## What you are asked to do
Select the lines below containing the word "wraz".

## Data provided

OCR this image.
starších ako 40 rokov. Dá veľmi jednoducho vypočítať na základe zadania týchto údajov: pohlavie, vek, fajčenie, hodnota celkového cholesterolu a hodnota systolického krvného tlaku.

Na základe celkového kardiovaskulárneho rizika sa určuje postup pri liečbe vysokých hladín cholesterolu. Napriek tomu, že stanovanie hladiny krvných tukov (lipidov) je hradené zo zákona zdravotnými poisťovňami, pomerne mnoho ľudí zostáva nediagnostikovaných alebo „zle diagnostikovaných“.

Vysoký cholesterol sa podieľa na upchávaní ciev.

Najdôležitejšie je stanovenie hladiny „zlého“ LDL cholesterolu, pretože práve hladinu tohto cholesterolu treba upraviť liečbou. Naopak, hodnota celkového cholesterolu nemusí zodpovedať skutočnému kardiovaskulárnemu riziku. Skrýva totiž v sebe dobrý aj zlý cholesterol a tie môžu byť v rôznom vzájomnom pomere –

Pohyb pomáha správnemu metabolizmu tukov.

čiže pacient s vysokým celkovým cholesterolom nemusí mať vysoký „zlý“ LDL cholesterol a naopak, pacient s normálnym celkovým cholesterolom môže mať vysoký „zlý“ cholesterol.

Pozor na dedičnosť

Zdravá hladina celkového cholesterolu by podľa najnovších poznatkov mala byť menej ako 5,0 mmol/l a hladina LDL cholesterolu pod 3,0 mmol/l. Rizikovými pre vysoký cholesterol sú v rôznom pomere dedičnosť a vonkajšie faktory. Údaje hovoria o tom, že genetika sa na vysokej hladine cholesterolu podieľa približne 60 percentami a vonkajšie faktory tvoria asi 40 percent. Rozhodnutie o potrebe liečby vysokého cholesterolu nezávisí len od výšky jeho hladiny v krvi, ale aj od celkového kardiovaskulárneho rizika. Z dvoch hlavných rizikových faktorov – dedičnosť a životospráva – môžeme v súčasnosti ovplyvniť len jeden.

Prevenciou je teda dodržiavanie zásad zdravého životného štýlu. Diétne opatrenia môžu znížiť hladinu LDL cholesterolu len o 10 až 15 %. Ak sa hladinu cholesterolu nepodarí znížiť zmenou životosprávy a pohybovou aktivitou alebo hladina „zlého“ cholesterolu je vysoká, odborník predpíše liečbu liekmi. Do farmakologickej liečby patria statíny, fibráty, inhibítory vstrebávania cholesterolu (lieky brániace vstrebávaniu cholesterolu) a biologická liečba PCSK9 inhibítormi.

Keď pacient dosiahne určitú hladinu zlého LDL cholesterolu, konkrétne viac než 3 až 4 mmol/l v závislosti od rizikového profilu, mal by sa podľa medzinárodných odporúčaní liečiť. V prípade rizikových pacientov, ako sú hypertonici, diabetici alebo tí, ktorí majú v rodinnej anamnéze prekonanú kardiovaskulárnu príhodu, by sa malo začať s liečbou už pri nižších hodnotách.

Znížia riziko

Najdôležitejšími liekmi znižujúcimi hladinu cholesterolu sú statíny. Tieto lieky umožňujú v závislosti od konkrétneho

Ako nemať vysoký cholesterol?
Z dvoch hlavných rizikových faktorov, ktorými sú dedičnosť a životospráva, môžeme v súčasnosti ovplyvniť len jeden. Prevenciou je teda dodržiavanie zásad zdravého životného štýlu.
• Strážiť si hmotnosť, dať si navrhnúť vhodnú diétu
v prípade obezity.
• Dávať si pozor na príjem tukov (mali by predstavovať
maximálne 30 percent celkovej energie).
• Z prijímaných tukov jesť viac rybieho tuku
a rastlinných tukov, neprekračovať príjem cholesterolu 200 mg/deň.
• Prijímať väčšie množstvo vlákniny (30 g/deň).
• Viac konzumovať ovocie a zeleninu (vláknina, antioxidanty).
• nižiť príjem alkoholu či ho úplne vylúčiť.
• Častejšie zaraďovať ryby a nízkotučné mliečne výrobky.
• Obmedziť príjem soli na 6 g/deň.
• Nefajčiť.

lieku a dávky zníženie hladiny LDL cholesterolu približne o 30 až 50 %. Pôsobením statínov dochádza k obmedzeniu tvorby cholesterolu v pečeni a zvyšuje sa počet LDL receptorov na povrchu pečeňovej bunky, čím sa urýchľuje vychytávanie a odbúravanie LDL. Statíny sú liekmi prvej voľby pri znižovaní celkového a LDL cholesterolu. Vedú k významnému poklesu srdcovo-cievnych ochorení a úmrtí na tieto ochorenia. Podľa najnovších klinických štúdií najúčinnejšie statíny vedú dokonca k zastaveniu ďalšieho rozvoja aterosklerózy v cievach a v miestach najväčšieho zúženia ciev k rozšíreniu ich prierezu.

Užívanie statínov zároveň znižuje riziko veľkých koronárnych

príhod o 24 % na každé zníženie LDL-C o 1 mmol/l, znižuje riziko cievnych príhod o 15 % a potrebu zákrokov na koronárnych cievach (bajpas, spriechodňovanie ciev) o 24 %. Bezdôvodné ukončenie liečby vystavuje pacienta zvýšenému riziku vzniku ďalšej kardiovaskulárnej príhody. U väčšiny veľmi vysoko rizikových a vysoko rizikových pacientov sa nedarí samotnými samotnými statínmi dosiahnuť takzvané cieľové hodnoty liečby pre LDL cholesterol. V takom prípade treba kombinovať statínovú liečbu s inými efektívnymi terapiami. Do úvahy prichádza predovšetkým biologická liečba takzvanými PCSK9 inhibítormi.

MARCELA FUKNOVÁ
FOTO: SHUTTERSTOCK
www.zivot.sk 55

* * *

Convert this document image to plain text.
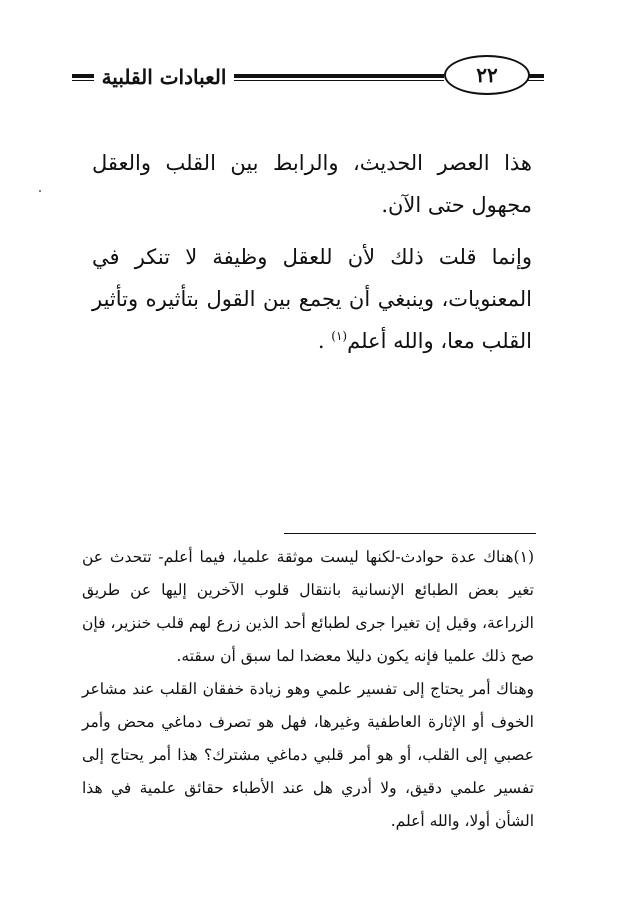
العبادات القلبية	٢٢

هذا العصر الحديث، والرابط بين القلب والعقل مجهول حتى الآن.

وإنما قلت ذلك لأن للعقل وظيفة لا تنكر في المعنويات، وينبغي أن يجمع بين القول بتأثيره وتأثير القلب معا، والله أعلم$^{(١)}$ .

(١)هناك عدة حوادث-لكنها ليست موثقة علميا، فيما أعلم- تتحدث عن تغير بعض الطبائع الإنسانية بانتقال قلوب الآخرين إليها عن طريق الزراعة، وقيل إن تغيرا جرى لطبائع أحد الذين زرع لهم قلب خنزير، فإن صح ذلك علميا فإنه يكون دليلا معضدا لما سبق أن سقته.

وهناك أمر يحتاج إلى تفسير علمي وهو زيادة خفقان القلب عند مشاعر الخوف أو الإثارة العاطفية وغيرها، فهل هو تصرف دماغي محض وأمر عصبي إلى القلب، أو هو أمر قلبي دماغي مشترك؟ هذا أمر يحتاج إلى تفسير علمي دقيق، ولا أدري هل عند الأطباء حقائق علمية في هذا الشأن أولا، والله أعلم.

...

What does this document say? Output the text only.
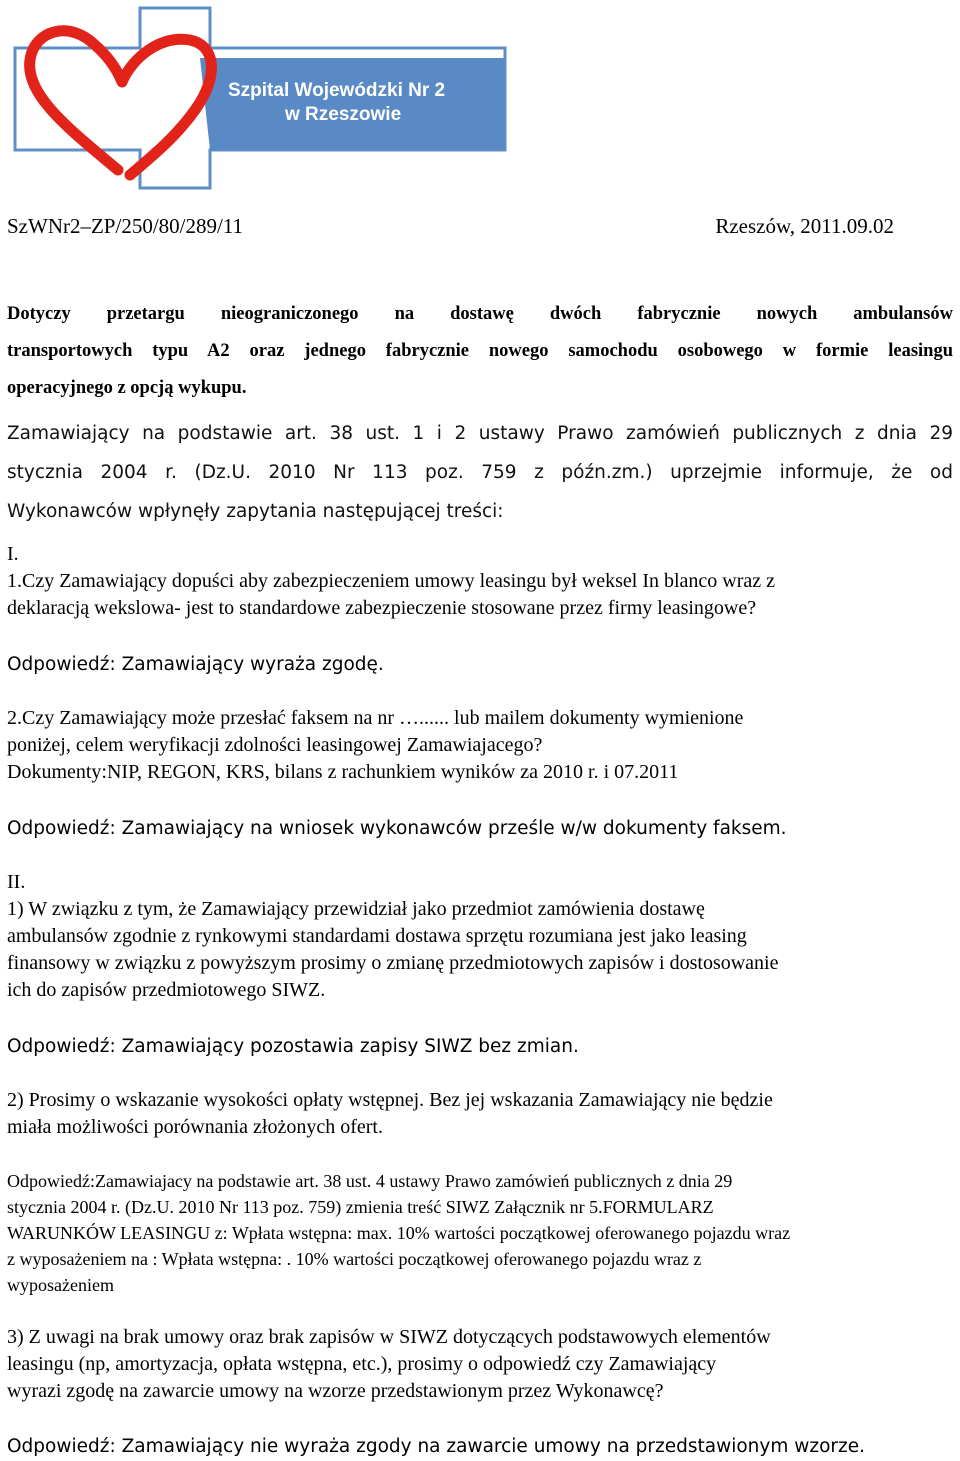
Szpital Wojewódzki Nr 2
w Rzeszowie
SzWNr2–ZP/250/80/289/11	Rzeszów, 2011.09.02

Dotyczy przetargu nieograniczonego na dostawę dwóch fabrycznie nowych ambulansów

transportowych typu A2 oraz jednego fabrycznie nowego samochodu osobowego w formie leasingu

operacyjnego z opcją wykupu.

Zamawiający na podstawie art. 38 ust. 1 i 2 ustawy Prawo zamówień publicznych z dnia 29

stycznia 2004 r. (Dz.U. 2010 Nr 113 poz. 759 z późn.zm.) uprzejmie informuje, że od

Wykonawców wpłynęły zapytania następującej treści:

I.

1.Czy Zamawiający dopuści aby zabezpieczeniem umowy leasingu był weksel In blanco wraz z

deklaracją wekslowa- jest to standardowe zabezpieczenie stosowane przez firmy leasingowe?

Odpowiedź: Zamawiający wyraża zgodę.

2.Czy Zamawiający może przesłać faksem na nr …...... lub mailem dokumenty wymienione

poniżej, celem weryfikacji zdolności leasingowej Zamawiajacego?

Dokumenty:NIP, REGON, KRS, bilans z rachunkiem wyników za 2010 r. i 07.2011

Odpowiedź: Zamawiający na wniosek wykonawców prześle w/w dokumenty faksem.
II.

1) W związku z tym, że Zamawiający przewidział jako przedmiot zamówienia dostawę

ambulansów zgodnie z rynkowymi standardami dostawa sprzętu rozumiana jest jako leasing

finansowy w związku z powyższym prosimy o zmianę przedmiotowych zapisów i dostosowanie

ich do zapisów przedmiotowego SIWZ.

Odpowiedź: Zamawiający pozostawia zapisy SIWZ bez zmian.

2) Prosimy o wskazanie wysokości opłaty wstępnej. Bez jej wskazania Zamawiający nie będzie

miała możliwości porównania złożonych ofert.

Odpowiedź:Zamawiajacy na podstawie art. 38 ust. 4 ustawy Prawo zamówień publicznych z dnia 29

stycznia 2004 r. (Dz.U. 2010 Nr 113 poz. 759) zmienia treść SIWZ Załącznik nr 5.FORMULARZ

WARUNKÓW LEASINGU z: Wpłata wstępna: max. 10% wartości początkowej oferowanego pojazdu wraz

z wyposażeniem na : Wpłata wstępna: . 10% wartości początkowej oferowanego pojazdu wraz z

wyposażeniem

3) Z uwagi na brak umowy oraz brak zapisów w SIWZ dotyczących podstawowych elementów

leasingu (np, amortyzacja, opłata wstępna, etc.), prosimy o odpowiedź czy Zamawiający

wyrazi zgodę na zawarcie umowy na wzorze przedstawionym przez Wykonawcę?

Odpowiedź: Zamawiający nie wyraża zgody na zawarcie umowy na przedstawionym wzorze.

## Full solution
1.Czy Zamawiający dopuści aby zabezpieczeniem umowy leasingu był weksel In blanco wraz z
WARUNKÓW LEASINGU z: Wpłata wstępna: max. 10% wartości początkowej oferowanego pojazdu wraz
z wyposażeniem na : Wpłata wstępna: . 10% wartości początkowej oferowanego pojazdu wraz z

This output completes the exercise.